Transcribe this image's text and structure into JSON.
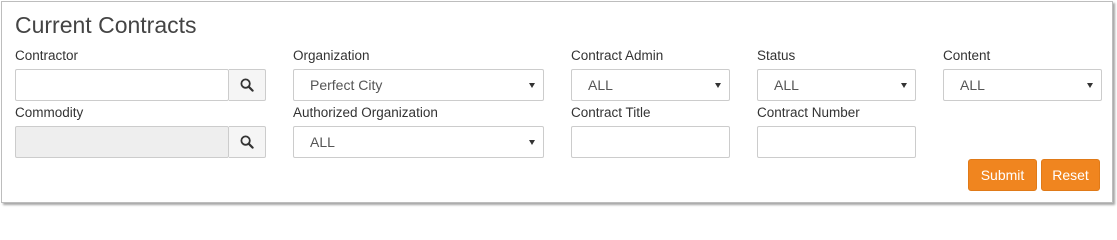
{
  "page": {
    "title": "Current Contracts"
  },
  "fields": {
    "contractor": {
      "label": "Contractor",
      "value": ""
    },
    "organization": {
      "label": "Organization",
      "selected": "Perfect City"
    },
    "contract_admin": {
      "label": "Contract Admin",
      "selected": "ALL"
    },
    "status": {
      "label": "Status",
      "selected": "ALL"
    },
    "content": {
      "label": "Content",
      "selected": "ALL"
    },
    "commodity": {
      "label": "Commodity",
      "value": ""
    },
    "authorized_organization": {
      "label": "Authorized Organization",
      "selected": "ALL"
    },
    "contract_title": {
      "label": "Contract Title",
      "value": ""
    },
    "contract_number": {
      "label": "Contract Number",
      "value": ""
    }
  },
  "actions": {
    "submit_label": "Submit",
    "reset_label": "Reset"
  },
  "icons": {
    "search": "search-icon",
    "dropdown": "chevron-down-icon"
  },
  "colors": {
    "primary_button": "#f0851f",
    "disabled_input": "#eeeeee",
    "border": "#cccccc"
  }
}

--

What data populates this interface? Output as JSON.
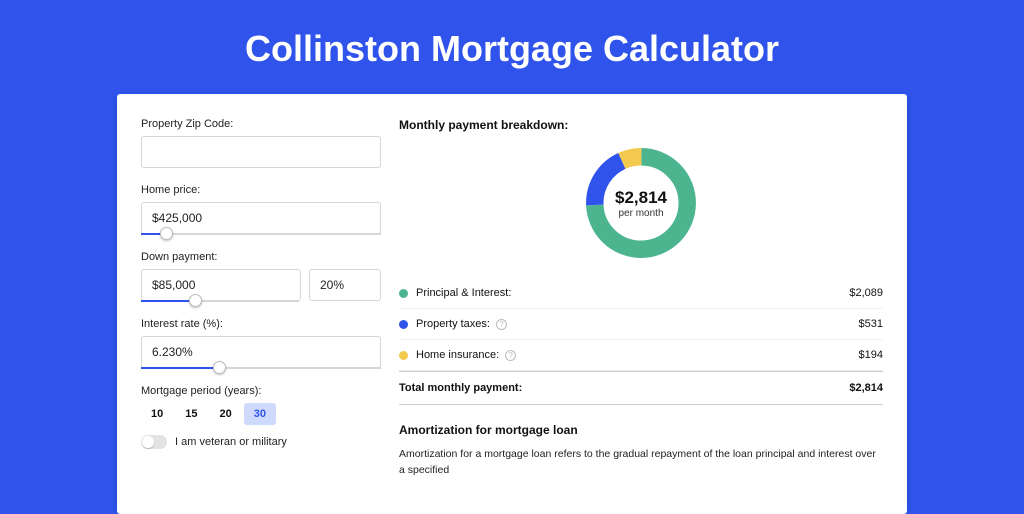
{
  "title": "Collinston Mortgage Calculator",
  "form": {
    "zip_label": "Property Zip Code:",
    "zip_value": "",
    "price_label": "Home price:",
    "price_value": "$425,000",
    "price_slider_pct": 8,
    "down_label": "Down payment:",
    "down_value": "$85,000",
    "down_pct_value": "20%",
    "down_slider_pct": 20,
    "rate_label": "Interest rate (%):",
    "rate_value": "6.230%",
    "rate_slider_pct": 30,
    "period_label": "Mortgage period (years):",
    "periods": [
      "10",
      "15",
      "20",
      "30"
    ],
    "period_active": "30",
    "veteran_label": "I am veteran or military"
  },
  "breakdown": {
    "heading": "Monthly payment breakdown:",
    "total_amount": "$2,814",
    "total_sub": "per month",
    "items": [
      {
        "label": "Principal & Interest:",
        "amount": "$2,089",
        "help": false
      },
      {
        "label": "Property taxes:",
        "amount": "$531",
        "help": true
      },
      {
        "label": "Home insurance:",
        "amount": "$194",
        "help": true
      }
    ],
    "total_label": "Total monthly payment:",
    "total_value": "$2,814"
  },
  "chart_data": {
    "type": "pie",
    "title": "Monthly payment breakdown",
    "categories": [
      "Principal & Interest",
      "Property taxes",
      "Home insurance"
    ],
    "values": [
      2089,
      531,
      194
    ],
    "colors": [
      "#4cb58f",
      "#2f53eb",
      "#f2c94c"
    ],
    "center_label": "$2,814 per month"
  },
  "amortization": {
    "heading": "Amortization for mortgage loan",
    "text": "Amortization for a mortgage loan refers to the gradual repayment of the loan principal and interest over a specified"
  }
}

Task objective: Read the entries and select each line where the word "heading" is found.

Written solution:
    "heading": "Monthly payment breakdown:",
    "heading": "Amortization for mortgage loan",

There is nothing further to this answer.